Task: Find the string "true" in the records. Copy every line it appears in.

[BEGIN]

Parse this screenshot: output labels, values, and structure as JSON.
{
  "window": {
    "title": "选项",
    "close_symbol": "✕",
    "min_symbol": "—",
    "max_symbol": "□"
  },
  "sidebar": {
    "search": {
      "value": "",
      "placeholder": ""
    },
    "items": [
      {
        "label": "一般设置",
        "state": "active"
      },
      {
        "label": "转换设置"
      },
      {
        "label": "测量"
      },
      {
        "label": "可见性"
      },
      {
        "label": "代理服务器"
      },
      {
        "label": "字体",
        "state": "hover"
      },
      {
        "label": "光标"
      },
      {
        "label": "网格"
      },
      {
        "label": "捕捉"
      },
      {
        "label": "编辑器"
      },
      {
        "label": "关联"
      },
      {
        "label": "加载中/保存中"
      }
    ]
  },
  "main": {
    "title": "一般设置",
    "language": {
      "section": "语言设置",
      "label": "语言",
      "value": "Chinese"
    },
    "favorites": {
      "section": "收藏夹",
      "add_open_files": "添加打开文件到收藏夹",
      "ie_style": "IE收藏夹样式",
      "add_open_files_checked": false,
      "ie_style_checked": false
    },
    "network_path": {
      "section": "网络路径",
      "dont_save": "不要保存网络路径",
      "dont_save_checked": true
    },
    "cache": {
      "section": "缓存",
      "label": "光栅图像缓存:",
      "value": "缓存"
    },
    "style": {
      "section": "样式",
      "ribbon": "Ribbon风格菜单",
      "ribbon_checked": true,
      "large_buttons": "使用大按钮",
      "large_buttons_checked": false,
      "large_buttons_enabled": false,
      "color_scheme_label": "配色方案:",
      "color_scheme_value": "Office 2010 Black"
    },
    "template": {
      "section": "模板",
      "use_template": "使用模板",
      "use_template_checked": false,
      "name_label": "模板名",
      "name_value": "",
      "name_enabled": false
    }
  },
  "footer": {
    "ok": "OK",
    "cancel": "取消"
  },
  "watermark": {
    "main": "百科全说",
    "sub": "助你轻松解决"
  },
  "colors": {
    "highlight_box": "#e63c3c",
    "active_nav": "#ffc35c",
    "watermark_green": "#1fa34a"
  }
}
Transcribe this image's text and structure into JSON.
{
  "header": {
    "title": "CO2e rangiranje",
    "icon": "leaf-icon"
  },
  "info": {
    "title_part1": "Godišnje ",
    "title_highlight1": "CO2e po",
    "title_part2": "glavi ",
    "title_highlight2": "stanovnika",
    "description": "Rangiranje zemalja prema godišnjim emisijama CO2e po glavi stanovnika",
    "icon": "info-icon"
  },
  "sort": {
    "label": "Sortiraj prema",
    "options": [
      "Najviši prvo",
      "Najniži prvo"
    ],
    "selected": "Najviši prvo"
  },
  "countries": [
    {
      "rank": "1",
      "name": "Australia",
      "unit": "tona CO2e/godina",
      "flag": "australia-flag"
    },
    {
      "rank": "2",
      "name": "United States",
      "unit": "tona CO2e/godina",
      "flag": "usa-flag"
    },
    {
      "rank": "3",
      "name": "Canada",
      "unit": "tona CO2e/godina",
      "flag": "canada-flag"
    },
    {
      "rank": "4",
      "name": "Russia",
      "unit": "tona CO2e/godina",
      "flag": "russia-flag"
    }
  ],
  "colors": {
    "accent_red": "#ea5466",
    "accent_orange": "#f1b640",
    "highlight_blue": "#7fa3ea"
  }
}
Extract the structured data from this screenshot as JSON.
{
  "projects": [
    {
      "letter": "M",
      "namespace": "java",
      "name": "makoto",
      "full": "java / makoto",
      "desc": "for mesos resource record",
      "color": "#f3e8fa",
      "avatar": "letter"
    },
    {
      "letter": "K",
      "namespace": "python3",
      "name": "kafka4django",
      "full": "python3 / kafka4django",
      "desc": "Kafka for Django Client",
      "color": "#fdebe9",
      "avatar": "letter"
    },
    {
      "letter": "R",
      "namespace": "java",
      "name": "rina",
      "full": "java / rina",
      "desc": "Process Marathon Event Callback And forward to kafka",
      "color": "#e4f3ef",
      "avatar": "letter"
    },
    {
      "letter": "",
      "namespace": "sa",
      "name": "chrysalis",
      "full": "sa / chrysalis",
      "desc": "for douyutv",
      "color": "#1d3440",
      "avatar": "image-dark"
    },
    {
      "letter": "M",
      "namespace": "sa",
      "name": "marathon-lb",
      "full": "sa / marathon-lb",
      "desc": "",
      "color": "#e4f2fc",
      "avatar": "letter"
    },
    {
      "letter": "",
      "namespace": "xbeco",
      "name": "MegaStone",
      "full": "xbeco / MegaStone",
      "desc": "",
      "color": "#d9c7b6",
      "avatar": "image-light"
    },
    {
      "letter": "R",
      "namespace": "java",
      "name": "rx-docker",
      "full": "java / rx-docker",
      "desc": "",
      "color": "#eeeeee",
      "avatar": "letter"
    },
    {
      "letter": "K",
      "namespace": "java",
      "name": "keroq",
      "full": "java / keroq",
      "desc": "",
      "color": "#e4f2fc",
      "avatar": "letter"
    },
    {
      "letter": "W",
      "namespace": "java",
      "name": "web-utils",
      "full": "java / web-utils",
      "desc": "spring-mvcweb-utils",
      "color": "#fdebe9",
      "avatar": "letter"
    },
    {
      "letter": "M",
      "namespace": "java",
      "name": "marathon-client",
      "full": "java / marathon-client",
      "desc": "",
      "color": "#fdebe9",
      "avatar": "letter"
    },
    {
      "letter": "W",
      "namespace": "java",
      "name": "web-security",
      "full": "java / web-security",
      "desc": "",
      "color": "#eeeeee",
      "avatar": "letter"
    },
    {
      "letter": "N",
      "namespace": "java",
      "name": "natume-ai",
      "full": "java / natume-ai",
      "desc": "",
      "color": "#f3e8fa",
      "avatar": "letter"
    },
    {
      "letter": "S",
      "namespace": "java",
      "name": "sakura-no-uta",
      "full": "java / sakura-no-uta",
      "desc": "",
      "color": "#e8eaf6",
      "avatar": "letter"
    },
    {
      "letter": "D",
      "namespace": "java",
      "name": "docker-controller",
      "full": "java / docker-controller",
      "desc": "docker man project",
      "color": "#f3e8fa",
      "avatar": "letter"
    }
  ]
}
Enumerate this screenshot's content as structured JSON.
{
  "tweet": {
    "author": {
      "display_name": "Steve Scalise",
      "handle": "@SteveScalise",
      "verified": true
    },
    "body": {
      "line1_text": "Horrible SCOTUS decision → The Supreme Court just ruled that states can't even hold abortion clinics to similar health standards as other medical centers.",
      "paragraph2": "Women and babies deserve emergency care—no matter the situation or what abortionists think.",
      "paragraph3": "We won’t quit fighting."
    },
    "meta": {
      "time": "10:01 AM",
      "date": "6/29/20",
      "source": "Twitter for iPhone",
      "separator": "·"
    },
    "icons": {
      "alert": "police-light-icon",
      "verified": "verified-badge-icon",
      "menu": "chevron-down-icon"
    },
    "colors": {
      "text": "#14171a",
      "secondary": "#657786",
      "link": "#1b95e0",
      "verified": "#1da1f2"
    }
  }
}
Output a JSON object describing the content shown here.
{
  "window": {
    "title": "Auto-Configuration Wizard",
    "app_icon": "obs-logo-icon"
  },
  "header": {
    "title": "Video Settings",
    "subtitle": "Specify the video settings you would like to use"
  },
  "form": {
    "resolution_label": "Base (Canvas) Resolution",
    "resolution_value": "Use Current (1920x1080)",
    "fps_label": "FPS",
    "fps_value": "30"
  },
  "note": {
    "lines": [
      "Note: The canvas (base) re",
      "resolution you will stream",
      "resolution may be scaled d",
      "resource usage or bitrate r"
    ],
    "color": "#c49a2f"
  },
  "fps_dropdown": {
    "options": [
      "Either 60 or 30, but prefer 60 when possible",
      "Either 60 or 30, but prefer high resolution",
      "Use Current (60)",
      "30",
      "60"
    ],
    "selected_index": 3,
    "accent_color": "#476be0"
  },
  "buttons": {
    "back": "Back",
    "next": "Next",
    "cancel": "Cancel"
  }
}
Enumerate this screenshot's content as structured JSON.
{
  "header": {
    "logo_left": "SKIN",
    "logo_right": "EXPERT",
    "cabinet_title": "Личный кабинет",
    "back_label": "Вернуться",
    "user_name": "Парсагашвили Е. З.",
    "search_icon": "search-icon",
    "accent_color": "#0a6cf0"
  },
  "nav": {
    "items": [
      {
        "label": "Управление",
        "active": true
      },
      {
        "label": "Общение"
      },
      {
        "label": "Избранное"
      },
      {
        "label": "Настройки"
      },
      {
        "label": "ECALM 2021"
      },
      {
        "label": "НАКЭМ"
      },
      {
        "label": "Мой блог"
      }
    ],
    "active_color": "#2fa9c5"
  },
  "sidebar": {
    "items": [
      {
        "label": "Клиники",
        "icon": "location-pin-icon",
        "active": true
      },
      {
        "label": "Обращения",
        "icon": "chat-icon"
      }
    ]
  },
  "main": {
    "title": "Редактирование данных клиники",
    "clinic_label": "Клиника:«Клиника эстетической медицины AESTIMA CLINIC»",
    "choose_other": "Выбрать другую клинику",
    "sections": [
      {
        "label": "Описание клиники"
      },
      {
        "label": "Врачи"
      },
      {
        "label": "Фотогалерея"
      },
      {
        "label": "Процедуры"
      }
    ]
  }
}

[END]

Reply:
      "dont_save_checked": true
      "ribbon_checked": true,
      "verified": true
        "active": true
        "active": true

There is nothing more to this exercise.